WHAT THIS TASK INVOLVES: Transcribe the listing in full, excluding any pictures.

....

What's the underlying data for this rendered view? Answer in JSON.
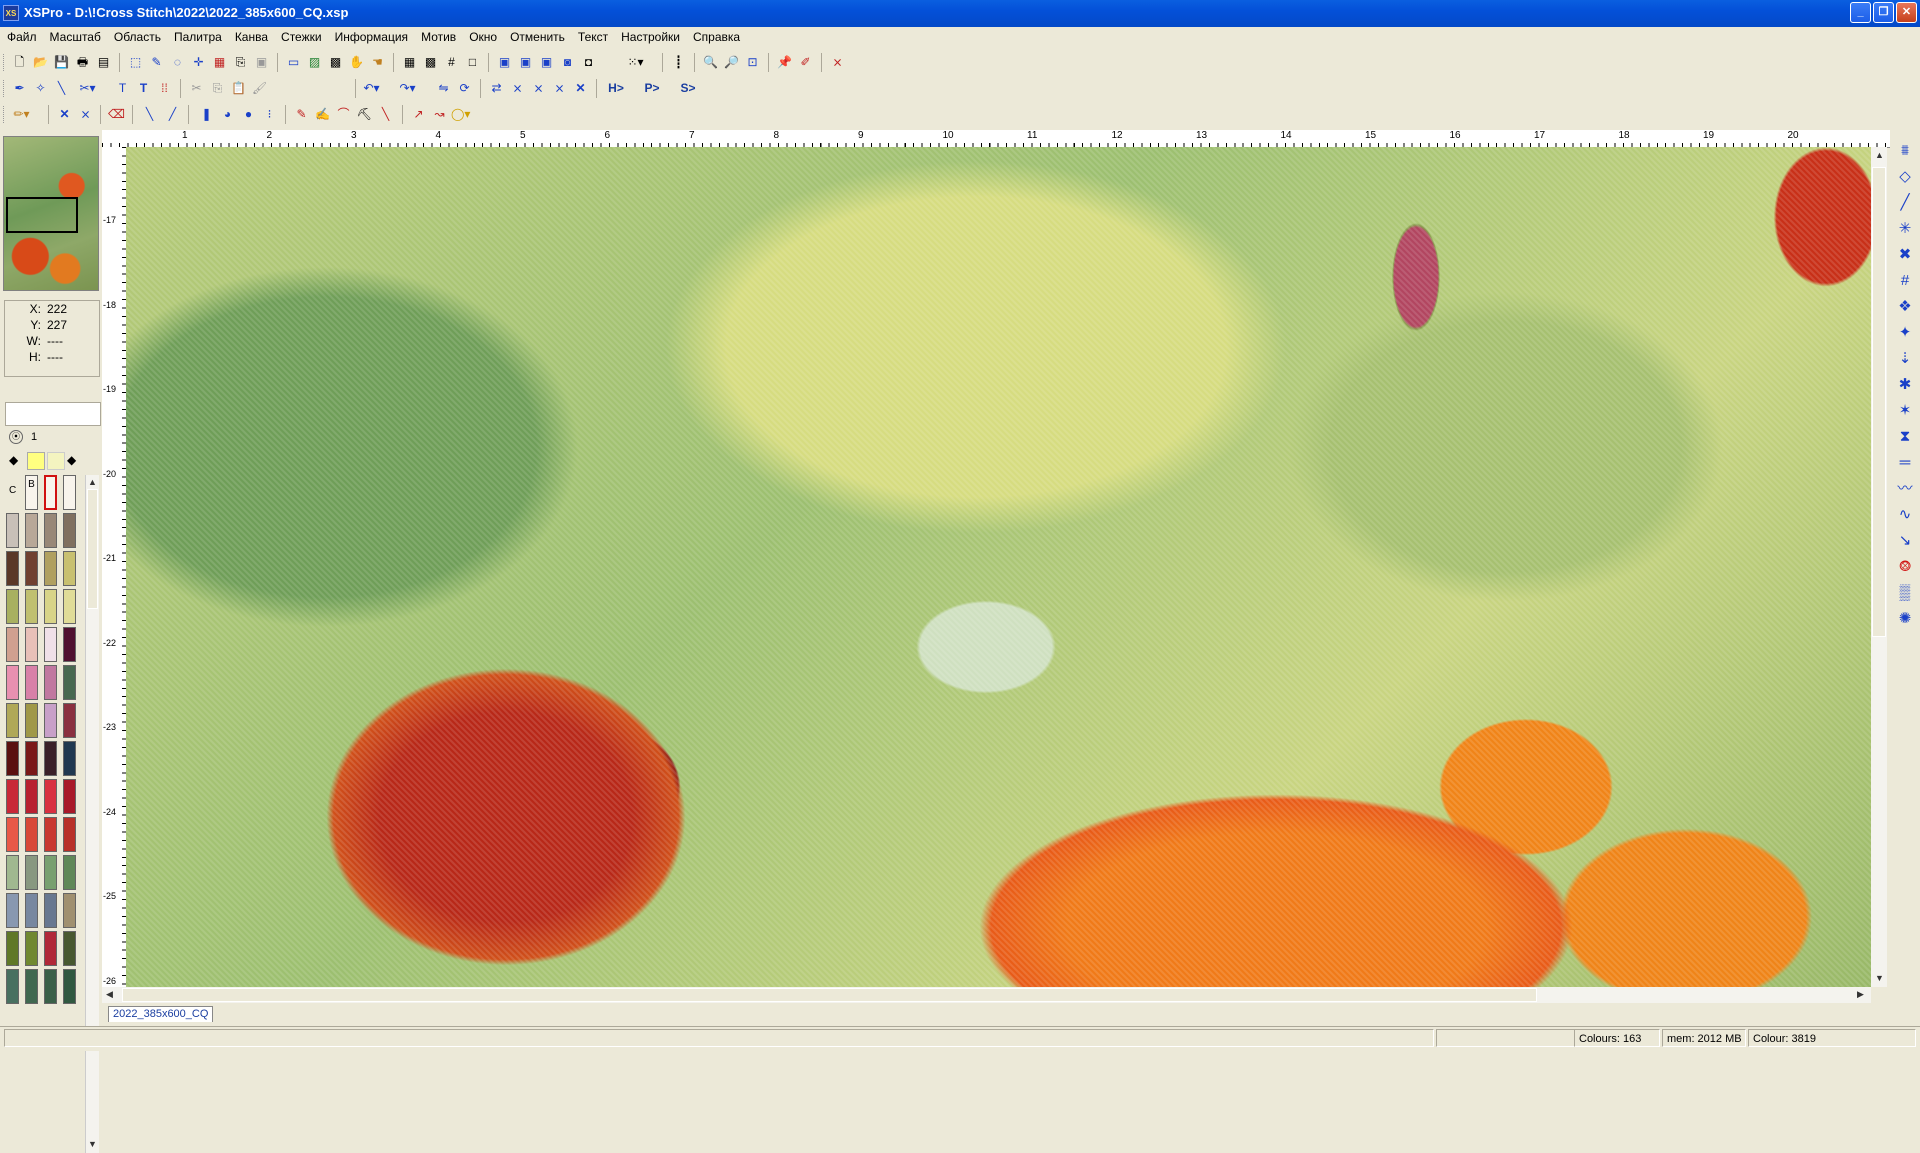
{
  "window": {
    "icon_label": "XS",
    "title": "XSPro - D:\\!Cross Stitch\\2022\\2022_385x600_CQ.xsp",
    "minimize": "_",
    "maximize": "❐",
    "close": "✕"
  },
  "menu": [
    "Файл",
    "Масштаб",
    "Область",
    "Палитра",
    "Канва",
    "Стежки",
    "Информация",
    "Мотив",
    "Окно",
    "Отменить",
    "Текст",
    "Настройки",
    "Справка"
  ],
  "toolbar": {
    "row1": [
      "new-icon",
      "open-icon",
      "save-icon",
      "print-icon",
      "preview-icon",
      "select-rect-icon",
      "select-color-icon",
      "lasso-icon",
      "crosshair-icon",
      "fill-select-icon",
      "copy-area-icon",
      "paste-area-icon",
      "monitor-icon",
      "image-icon",
      "picture-icon",
      "hand-icon",
      "hand-move-icon",
      "grid-icon",
      "grid-fine-icon",
      "grid-lines-icon",
      "blank-icon",
      "view1-icon",
      "view2-icon",
      "view3-icon",
      "view4-icon",
      "view5-icon",
      "grid-select-icon",
      "ruler-icon",
      "zoom-in-icon",
      "zoom-out-icon",
      "zoom-fit-icon",
      "pin-icon",
      "pin-red-icon",
      "crossout-icon"
    ],
    "row2": [
      "pen-icon",
      "wand-icon",
      "needle-icon",
      "scissors-icon",
      "text-t-icon",
      "text-t2-icon",
      "dots-icon",
      "cut-icon",
      "copy-icon",
      "paste-icon",
      "brush-icon",
      "undo-icon",
      "redo-icon",
      "flip-icon",
      "rotate-icon",
      "mirror-icon",
      "cross1-icon",
      "cross2-icon",
      "cross3-icon",
      "cross4-icon",
      "cross5-icon",
      "cross6-icon",
      "h-button",
      "p-button",
      "s-button"
    ],
    "row3": [
      "pencil-icon",
      "cross-stitch-icon",
      "double-cross-icon",
      "eraser-icon",
      "backstitch-icon",
      "line-icon",
      "bead-icon",
      "french-knot-icon",
      "circle-icon",
      "stroke-icon",
      "pen-line-icon",
      "pen-curve-icon",
      "stamp-icon",
      "needle-brush-icon",
      "arc1-icon",
      "arc2-icon",
      "ellipse-icon"
    ],
    "row2_labels": [
      "H>",
      "P>",
      "S>"
    ]
  },
  "coords": {
    "x_label": "X:",
    "x_value": "222",
    "y_label": "Y:",
    "y_value": "227",
    "w_label": "W:",
    "w_value": "----",
    "h_label": "H:",
    "h_value": "----"
  },
  "layer": {
    "number": "1"
  },
  "palette_header": {
    "c_label": "C",
    "b_label": "B"
  },
  "palette_colors": [
    "#c8c0b8",
    "#b8a898",
    "#988878",
    "#807060",
    "#5a3828",
    "#704030",
    "#b0a060",
    "#c8c070",
    "#a8b060",
    "#c0c070",
    "#d8d488",
    "#e0dc98",
    "#d0a090",
    "#e8c0b8",
    "#f0e0e8",
    "#501030",
    "#e890b0",
    "#d880a8",
    "#c078a0",
    "#486850",
    "#b0a858",
    "#a09848",
    "#c8a0c8",
    "#8a3040",
    "#5a1010",
    "#7a1818",
    "#3a2028",
    "#203850",
    "#c82838",
    "#b82030",
    "#d83040",
    "#a81828",
    "#e85848",
    "#d84838",
    "#c83830",
    "#b83028",
    "#a0b890",
    "#889880",
    "#78a070",
    "#608858",
    "#8898b0",
    "#7888a0",
    "#687890",
    "#a09070",
    "#607828",
    "#708830",
    "#b02838",
    "#485830",
    "#487060",
    "#406850",
    "#3a6048",
    "#305840"
  ],
  "hruler_labels": [
    "1",
    "2",
    "3",
    "4",
    "5",
    "6",
    "7",
    "8",
    "9",
    "10",
    "11",
    "12",
    "13",
    "14",
    "15",
    "16",
    "17",
    "18",
    "19",
    "20"
  ],
  "vruler_labels": [
    "-17",
    "-18",
    "-19",
    "-20",
    "-21",
    "-22",
    "-23",
    "-24",
    "-25",
    "-26"
  ],
  "right_tools": [
    "stitch-full-icon",
    "stitch-half-icon",
    "stitch-quarter-icon",
    "star-icon",
    "cross-fill-icon",
    "grid-hash-icon",
    "diamond-icon",
    "star4-icon",
    "arrow-down-icon",
    "x-star-icon",
    "sparkle-icon",
    "hourglass-icon",
    "stripe-icon",
    "wave-icon",
    "wave2-icon",
    "arrow-diag-icon",
    "x-red-icon",
    "hatch-icon",
    "starburst-icon"
  ],
  "tab": {
    "label": "2022_385x600_CQ"
  },
  "status": {
    "colours": "Colours: 163",
    "mem": "mem: 2012 MB",
    "colour": "Colour: 3819"
  }
}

....

ANSWER FOR THIS EXERCISE:
What's the underlying data for this rendered view? Answer in JSON.
{
  "window": {
    "icon_label": "XS",
    "title": "XSPro - D:\\!Cross Stitch\\2022\\2022_385x600_CQ.xsp",
    "minimize": "_",
    "maximize": "❐",
    "close": "✕"
  },
  "menu": [
    "Файл",
    "Масштаб",
    "Область",
    "Палитра",
    "Канва",
    "Стежки",
    "Информация",
    "Мотив",
    "Окно",
    "Отменить",
    "Текст",
    "Настройки",
    "Справка"
  ],
  "toolbar": {
    "row1": [
      "new-icon",
      "open-icon",
      "save-icon",
      "print-icon",
      "preview-icon",
      "select-rect-icon",
      "select-color-icon",
      "lasso-icon",
      "crosshair-icon",
      "fill-select-icon",
      "copy-area-icon",
      "paste-area-icon",
      "monitor-icon",
      "image-icon",
      "picture-icon",
      "hand-icon",
      "hand-move-icon",
      "grid-icon",
      "grid-fine-icon",
      "grid-lines-icon",
      "blank-icon",
      "view1-icon",
      "view2-icon",
      "view3-icon",
      "view4-icon",
      "view5-icon",
      "grid-select-icon",
      "ruler-icon",
      "zoom-in-icon",
      "zoom-out-icon",
      "zoom-fit-icon",
      "pin-icon",
      "pin-red-icon",
      "crossout-icon"
    ],
    "row2": [
      "pen-icon",
      "wand-icon",
      "needle-icon",
      "scissors-icon",
      "text-t-icon",
      "text-t2-icon",
      "dots-icon",
      "cut-icon",
      "copy-icon",
      "paste-icon",
      "brush-icon",
      "undo-icon",
      "redo-icon",
      "flip-icon",
      "rotate-icon",
      "mirror-icon",
      "cross1-icon",
      "cross2-icon",
      "cross3-icon",
      "cross4-icon",
      "cross5-icon",
      "cross6-icon",
      "h-button",
      "p-button",
      "s-button"
    ],
    "row3": [
      "pencil-icon",
      "cross-stitch-icon",
      "double-cross-icon",
      "eraser-icon",
      "backstitch-icon",
      "line-icon",
      "bead-icon",
      "french-knot-icon",
      "circle-icon",
      "stroke-icon",
      "pen-line-icon",
      "pen-curve-icon",
      "stamp-icon",
      "needle-brush-icon",
      "arc1-icon",
      "arc2-icon",
      "ellipse-icon"
    ],
    "row2_labels": [
      "H>",
      "P>",
      "S>"
    ]
  },
  "coords": {
    "x_label": "X:",
    "x_value": "222",
    "y_label": "Y:",
    "y_value": "227",
    "w_label": "W:",
    "w_value": "----",
    "h_label": "H:",
    "h_value": "----"
  },
  "layer": {
    "number": "1"
  },
  "palette_header": {
    "c_label": "C",
    "b_label": "B"
  },
  "palette_colors": [
    "#c8c0b8",
    "#b8a898",
    "#988878",
    "#807060",
    "#5a3828",
    "#704030",
    "#b0a060",
    "#c8c070",
    "#a8b060",
    "#c0c070",
    "#d8d488",
    "#e0dc98",
    "#d0a090",
    "#e8c0b8",
    "#f0e0e8",
    "#501030",
    "#e890b0",
    "#d880a8",
    "#c078a0",
    "#486850",
    "#b0a858",
    "#a09848",
    "#c8a0c8",
    "#8a3040",
    "#5a1010",
    "#7a1818",
    "#3a2028",
    "#203850",
    "#c82838",
    "#b82030",
    "#d83040",
    "#a81828",
    "#e85848",
    "#d84838",
    "#c83830",
    "#b83028",
    "#a0b890",
    "#889880",
    "#78a070",
    "#608858",
    "#8898b0",
    "#7888a0",
    "#687890",
    "#a09070",
    "#607828",
    "#708830",
    "#b02838",
    "#485830",
    "#487060",
    "#406850",
    "#3a6048",
    "#305840"
  ],
  "hruler_labels": [
    "1",
    "2",
    "3",
    "4",
    "5",
    "6",
    "7",
    "8",
    "9",
    "10",
    "11",
    "12",
    "13",
    "14",
    "15",
    "16",
    "17",
    "18",
    "19",
    "20"
  ],
  "vruler_labels": [
    "-17",
    "-18",
    "-19",
    "-20",
    "-21",
    "-22",
    "-23",
    "-24",
    "-25",
    "-26"
  ],
  "right_tools": [
    "stitch-full-icon",
    "stitch-half-icon",
    "stitch-quarter-icon",
    "star-icon",
    "cross-fill-icon",
    "grid-hash-icon",
    "diamond-icon",
    "star4-icon",
    "arrow-down-icon",
    "x-star-icon",
    "sparkle-icon",
    "hourglass-icon",
    "stripe-icon",
    "wave-icon",
    "wave2-icon",
    "arrow-diag-icon",
    "x-red-icon",
    "hatch-icon",
    "starburst-icon"
  ],
  "tab": {
    "label": "2022_385x600_CQ"
  },
  "status": {
    "colours": "Colours: 163",
    "mem": "mem: 2012 MB",
    "colour": "Colour: 3819"
  }
}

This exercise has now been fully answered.